#### Requirements
List each line in which the string "Tech" appears.

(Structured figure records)
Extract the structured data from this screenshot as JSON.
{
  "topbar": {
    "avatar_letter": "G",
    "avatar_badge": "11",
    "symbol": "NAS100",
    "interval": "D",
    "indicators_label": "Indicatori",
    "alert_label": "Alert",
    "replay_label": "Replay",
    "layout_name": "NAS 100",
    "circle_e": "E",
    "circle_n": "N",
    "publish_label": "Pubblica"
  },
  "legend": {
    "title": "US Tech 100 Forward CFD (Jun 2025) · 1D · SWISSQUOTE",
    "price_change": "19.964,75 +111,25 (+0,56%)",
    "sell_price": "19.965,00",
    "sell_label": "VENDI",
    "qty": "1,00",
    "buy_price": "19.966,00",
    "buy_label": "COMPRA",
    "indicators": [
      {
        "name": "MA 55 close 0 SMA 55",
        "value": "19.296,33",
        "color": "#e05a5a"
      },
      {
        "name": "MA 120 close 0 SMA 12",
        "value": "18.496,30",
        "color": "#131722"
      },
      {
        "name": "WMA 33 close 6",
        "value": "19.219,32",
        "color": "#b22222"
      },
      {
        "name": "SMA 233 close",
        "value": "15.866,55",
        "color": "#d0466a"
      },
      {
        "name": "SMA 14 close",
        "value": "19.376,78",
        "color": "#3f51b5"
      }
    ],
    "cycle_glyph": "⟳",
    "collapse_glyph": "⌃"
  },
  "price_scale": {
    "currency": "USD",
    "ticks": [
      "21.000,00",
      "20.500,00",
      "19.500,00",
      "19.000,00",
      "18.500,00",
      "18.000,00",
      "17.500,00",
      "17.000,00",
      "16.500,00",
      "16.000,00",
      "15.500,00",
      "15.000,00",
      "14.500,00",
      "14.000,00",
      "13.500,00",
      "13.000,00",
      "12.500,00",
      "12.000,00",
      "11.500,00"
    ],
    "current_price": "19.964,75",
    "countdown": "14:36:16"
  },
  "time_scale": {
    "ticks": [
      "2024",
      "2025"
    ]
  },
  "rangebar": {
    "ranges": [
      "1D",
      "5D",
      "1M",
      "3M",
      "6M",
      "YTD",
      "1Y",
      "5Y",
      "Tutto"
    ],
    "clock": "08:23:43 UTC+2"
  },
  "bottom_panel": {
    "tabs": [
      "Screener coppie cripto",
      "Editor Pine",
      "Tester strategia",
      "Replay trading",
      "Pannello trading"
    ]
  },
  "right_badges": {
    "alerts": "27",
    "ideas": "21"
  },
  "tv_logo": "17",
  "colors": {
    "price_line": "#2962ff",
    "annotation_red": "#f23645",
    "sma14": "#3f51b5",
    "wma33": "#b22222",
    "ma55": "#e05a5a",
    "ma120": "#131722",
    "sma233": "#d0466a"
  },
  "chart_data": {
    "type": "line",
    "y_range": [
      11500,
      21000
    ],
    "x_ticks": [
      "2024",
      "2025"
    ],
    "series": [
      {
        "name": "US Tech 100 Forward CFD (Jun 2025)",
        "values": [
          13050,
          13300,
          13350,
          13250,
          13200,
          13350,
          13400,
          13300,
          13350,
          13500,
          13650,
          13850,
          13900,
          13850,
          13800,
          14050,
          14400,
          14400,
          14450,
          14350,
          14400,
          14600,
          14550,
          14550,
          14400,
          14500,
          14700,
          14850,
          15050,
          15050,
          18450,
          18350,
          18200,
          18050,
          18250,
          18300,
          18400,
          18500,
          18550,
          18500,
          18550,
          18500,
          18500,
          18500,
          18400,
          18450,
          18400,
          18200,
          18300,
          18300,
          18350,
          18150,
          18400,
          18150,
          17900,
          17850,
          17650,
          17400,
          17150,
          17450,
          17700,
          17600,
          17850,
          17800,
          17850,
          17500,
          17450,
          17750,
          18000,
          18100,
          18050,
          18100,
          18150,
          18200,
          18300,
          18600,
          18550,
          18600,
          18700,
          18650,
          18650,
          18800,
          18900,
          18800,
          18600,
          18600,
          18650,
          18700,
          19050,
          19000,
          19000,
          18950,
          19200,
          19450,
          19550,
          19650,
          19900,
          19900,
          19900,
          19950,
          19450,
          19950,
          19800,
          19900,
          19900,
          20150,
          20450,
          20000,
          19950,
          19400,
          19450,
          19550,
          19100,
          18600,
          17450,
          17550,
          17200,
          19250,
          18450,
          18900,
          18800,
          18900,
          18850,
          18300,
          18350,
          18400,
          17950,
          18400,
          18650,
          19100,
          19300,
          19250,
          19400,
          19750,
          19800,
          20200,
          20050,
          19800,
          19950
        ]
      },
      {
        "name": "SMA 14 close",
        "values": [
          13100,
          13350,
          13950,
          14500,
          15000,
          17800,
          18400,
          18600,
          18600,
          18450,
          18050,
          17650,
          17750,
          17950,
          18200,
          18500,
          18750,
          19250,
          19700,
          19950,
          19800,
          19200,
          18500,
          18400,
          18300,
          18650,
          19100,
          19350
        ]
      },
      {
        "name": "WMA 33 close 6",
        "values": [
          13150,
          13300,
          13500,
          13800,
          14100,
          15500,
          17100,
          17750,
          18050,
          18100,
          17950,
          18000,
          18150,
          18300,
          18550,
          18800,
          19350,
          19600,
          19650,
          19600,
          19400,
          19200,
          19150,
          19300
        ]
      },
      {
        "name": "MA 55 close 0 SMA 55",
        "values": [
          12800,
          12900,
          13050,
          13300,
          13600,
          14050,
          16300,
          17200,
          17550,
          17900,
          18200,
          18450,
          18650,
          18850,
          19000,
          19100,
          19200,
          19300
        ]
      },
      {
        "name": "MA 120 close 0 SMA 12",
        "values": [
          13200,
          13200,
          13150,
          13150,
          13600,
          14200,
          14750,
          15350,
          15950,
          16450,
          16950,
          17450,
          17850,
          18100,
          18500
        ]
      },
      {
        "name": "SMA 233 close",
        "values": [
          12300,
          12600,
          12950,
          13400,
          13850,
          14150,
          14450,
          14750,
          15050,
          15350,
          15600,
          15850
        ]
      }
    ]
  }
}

#### Finished answer
    "title": "US Tech 100 Forward CFD (Jun 2025) · 1D · SWISSQUOTE",
        "name": "US Tech 100 Forward CFD (Jun 2025)",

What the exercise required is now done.